## TO BE DONE
Below are records; work out how many of their lines contain "Slope" and give only that number.

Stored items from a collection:
────

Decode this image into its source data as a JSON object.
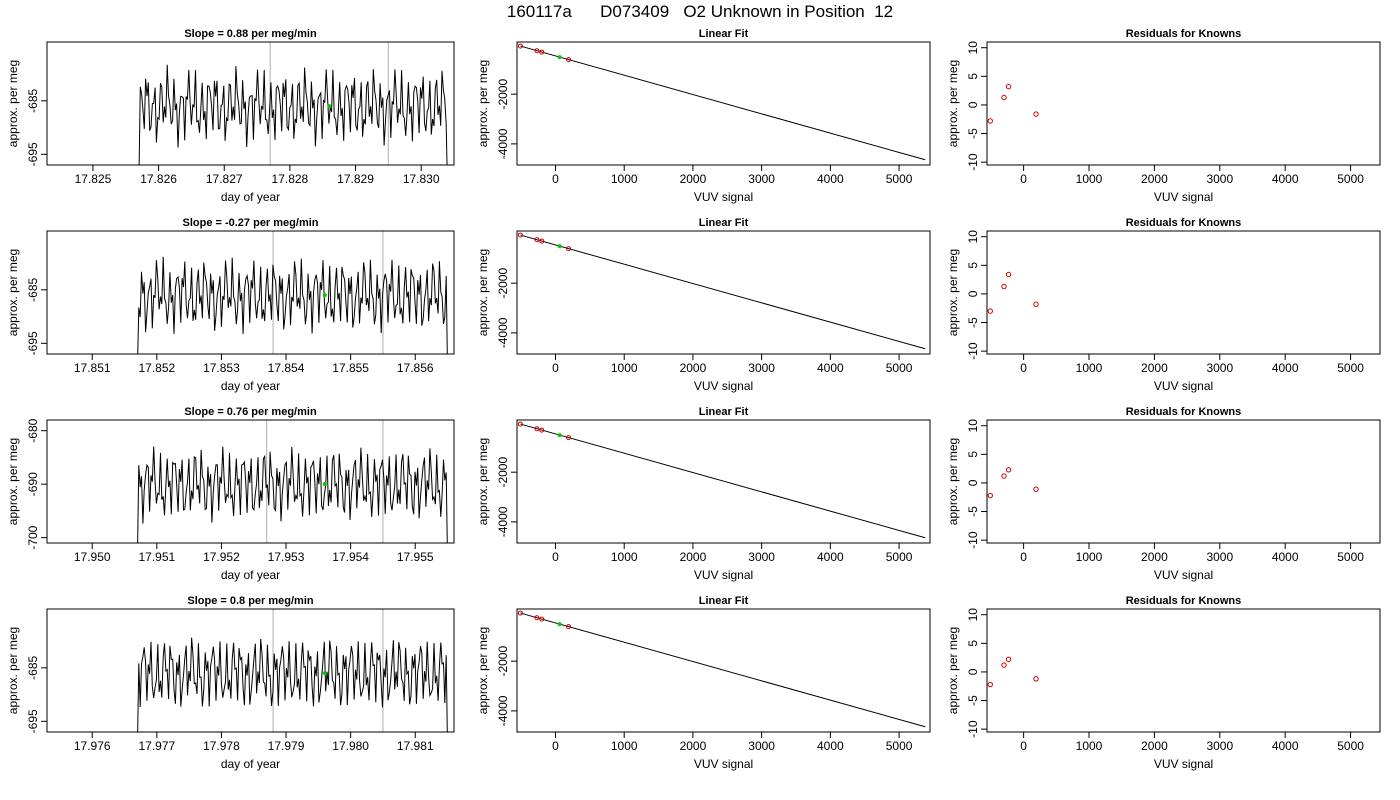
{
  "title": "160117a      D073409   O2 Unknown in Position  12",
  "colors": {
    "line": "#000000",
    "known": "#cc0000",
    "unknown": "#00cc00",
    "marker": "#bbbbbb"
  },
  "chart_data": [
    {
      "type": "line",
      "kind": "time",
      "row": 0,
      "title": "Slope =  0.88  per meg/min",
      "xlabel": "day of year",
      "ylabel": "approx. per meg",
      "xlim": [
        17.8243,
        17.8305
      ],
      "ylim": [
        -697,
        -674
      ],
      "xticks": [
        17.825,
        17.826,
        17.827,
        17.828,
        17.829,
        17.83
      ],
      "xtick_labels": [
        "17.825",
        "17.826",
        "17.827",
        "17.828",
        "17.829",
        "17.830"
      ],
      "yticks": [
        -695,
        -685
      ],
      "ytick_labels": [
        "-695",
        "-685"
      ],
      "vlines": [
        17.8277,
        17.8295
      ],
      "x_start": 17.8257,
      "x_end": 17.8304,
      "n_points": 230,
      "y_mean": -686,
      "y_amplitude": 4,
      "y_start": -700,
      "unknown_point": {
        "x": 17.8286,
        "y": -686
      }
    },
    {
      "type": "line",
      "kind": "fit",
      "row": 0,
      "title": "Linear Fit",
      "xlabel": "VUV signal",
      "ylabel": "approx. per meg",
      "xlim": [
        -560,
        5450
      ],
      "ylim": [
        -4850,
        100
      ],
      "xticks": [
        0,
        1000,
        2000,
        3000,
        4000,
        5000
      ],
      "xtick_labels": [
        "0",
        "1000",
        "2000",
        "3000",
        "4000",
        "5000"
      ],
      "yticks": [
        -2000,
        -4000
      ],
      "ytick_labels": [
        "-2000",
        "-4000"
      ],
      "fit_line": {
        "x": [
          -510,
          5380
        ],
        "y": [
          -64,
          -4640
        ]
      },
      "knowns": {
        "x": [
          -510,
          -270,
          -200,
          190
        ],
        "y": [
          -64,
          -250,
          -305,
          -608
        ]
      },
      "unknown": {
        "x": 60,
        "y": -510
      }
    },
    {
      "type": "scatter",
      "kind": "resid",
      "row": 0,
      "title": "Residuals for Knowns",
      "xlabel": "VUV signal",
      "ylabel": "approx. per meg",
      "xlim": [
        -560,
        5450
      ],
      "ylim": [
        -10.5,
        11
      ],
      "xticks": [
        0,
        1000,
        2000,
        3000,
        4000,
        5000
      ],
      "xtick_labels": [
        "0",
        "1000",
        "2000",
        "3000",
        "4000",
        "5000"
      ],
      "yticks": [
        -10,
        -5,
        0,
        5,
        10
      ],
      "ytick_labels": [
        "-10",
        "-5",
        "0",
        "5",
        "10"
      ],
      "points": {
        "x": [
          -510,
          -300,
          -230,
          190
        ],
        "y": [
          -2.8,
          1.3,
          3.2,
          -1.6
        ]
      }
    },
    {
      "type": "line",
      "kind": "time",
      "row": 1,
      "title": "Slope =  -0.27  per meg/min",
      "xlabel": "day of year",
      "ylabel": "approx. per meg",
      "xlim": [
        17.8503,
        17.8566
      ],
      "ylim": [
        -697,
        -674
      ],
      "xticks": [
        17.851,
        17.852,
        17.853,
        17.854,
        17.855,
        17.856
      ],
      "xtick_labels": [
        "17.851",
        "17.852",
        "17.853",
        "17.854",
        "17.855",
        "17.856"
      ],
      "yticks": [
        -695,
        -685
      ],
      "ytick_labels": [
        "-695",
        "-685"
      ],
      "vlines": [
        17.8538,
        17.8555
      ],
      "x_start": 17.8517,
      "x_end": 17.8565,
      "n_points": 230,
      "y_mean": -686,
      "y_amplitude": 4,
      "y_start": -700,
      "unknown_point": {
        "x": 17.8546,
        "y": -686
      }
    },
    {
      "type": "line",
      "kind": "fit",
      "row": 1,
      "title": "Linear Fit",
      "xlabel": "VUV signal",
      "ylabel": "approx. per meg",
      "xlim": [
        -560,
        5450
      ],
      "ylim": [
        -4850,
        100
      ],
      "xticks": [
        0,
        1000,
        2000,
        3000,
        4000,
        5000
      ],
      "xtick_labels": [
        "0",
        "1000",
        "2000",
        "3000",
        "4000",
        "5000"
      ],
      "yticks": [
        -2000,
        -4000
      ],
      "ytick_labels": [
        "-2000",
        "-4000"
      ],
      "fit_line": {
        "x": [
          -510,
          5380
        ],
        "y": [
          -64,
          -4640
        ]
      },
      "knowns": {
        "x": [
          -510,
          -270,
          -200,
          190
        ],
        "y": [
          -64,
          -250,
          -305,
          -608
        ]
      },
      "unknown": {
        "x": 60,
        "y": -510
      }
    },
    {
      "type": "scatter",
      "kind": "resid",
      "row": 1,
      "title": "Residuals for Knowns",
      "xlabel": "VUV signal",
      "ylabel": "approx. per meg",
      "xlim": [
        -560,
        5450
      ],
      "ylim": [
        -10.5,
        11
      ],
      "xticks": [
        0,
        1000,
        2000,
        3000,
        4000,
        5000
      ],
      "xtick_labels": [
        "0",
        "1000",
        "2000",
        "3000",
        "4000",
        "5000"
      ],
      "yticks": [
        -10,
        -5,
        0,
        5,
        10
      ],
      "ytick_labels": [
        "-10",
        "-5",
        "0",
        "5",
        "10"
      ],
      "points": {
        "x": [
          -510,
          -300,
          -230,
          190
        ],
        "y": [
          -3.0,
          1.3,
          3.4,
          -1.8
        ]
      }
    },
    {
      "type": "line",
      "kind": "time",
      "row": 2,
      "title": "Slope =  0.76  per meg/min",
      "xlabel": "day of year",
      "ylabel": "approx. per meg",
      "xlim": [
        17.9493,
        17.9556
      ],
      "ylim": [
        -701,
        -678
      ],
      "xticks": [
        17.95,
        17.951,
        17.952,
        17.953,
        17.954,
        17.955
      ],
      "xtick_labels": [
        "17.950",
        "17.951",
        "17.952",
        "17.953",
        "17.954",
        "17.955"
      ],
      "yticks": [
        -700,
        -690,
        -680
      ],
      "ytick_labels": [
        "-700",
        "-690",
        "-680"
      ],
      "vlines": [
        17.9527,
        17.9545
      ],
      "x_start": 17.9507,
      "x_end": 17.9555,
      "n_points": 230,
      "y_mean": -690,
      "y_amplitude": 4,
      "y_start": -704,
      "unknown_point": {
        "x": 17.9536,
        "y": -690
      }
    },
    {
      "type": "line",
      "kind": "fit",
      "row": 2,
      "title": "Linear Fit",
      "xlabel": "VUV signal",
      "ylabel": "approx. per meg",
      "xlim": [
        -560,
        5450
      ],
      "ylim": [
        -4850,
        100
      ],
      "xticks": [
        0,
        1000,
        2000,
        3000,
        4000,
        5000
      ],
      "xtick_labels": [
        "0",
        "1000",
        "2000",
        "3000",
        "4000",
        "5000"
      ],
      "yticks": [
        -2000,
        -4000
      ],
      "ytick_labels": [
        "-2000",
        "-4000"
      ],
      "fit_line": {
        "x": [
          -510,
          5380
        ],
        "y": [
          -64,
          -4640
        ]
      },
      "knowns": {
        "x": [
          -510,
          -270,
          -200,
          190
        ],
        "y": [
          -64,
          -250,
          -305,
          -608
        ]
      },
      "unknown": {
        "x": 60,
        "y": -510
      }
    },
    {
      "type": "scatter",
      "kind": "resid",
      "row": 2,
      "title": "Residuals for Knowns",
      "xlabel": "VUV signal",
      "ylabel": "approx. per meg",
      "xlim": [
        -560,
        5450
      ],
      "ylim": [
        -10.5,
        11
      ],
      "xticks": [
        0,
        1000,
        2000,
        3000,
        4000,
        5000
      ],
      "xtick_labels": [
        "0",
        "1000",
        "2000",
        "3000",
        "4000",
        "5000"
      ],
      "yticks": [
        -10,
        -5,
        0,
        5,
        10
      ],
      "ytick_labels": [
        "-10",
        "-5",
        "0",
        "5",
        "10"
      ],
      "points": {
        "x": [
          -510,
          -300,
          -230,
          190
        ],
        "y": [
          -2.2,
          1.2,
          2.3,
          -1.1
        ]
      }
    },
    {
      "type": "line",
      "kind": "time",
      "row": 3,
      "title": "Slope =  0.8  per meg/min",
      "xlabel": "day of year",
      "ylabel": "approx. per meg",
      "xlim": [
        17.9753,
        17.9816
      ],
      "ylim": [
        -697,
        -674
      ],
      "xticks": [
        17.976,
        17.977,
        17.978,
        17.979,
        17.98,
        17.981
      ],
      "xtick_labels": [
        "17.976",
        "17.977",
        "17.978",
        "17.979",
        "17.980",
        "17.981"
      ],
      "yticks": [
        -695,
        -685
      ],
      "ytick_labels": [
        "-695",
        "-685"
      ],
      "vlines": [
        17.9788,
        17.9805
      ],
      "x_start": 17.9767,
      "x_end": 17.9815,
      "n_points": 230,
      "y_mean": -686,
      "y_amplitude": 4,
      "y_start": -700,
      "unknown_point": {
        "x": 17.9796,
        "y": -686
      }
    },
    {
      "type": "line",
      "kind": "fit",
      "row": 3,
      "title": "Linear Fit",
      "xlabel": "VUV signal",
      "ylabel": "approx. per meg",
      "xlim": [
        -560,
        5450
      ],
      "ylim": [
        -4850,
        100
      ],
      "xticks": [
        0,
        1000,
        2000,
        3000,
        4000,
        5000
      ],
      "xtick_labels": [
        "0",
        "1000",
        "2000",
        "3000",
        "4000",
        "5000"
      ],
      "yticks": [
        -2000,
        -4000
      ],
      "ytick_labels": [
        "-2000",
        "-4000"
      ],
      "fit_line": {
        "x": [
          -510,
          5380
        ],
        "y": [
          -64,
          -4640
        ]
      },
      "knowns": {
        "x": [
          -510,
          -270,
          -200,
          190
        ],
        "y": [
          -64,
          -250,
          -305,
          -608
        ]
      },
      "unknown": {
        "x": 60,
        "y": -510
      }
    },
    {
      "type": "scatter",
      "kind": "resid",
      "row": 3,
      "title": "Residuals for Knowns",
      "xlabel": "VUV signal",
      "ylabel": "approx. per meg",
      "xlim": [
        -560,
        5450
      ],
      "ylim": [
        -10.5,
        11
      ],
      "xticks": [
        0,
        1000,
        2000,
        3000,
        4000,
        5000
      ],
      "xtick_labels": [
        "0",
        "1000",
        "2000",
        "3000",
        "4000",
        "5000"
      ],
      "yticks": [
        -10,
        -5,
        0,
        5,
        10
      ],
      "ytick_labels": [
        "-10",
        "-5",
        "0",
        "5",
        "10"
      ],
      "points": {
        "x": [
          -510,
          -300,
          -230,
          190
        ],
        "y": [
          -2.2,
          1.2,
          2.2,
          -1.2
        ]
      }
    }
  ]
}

────

## THE REPLY
4